Problem to work on » Reproduce each line of the material exactly, minus any picture.

— Begin Provided entries —

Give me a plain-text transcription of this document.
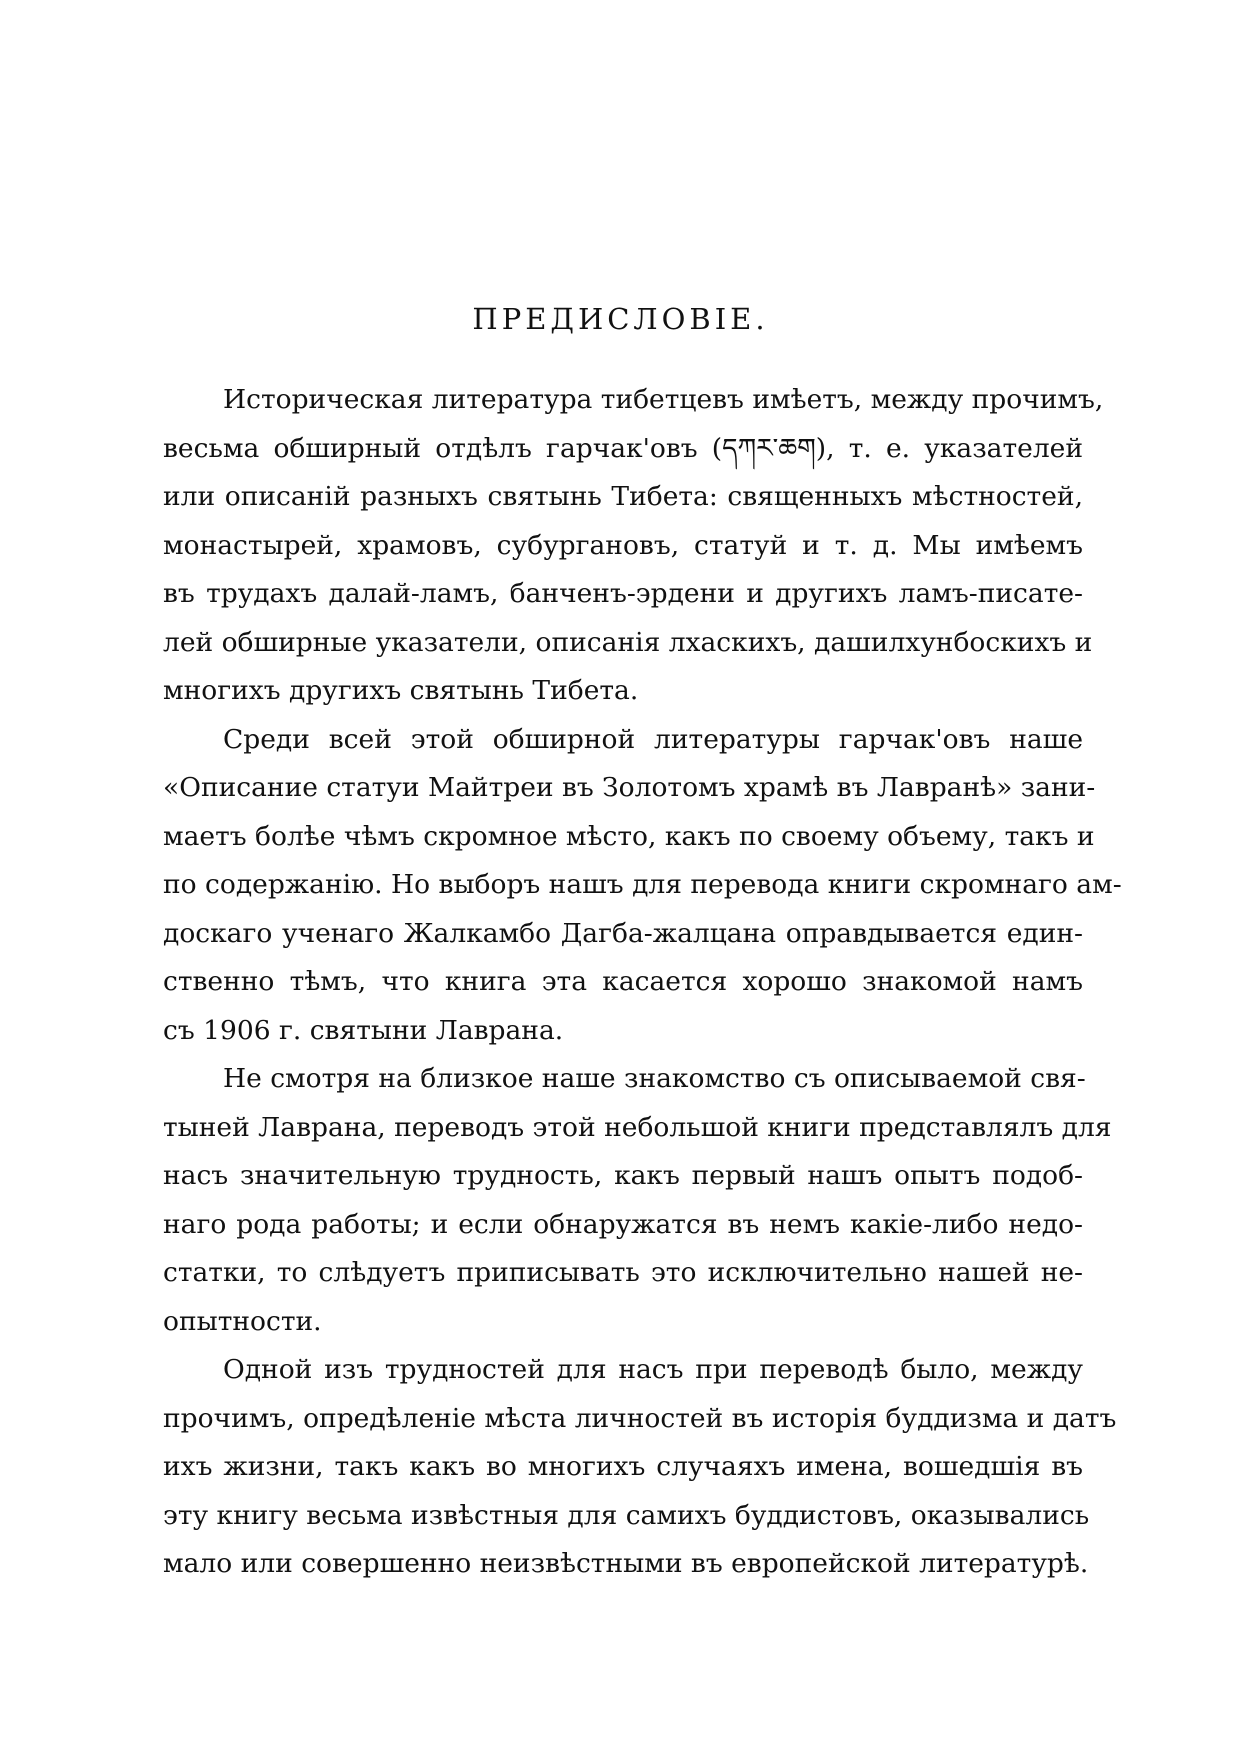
ПРЕДИСЛОВІЕ.
Историческая литература тибетцевъ имѣетъ, между прочимъ,
весьма обширный отдѣлъ гарчак'овъ (དཀར་ཆག), т. е. указателей
или описаній разныхъ святынь Тибета: священныхъ мѣстностей,
монастырей, храмовъ, субургановъ, статуй и т. д. Мы имѣемъ
въ трудахъ далай-ламъ, банченъ-эрдени и другихъ ламъ-писате-
лей обширные указатели, описанія лхаскихъ, дашилхунбоскихъ и
многихъ другихъ святынь Тибета.
Среди всей этой обширной литературы гарчак'овъ наше
«Описание статуи Майтреи въ Золотомъ храмѣ въ Лавранѣ» зани-
маетъ болѣе чѣмъ скромное мѣсто, какъ по своему объему, такъ и
по содержанію. Но выборъ нашъ для перевода книги скромнаго ам-
доскаго ученаго Жалкамбо Дагба-жалцана оправдывается един-
ственно тѣмъ, что книга эта касается хорошо знакомой намъ
съ 1906 г. святыни Лаврана.
Не смотря на близкое наше знакомство съ описываемой свя-
тыней Лаврана, переводъ этой небольшой книги представлялъ для
насъ значительную трудность, какъ первый нашъ опытъ подоб-
наго рода работы; и если обнаружатся въ немъ какіе-либо недо-
статки, то слѣдуетъ приписывать это исключительно нашей не-
опытности.
Одной изъ трудностей для насъ при переводѣ было, между
прочимъ, опредѣленіе мѣста личностей въ исторія буддизма и датъ
ихъ жизни, такъ какъ во многихъ случаяхъ имена, вошедшія въ
эту книгу весьма извѣстныя для самихъ буддистовъ, оказывались
мало или совершенно неизвѣстными въ европейской литературѣ.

— End Provided entries —

Result of the task »
Give me a plain-text transcription of this document.
ПРЕДИСЛОВІЕ.
Историческая литература тибетцевъ имѣетъ, между прочимъ,
весьма обширный отдѣлъ гарчак'овъ (དཀར་ཆག), т. е. указателей
или описаній разныхъ святынь Тибета: священныхъ мѣстностей,
монастырей, храмовъ, субургановъ, статуй и т. д. Мы имѣемъ
въ трудахъ далай-ламъ, банченъ-эрдени и другихъ ламъ-писате-
лей обширные указатели, описанія лхаскихъ, дашилхунбоскихъ и
многихъ другихъ святынь Тибета.
Среди всей этой обширной литературы гарчак'овъ наше
«Описание статуи Майтреи въ Золотомъ храмѣ въ Лавранѣ» зани-
маетъ болѣе чѣмъ скромное мѣсто, какъ по своему объему, такъ и
по содержанію. Но выборъ нашъ для перевода книги скромнаго ам-
доскаго ученаго Жалкамбо Дагба-жалцана оправдывается един-
ственно тѣмъ, что книга эта касается хорошо знакомой намъ
съ 1906 г. святыни Лаврана.
Не смотря на близкое наше знакомство съ описываемой свя-
тыней Лаврана, переводъ этой небольшой книги представлялъ для
насъ значительную трудность, какъ первый нашъ опытъ подоб-
наго рода работы; и если обнаружатся въ немъ какіе-либо недо-
статки, то слѣдуетъ приписывать это исключительно нашей не-
опытности.
Одной изъ трудностей для насъ при переводѣ было, между
прочимъ, опредѣленіе мѣста личностей въ исторія буддизма и датъ
ихъ жизни, такъ какъ во многихъ случаяхъ имена, вошедшія въ
эту книгу весьма извѣстныя для самихъ буддистовъ, оказывались
мало или совершенно неизвѣстными въ европейской литературѣ.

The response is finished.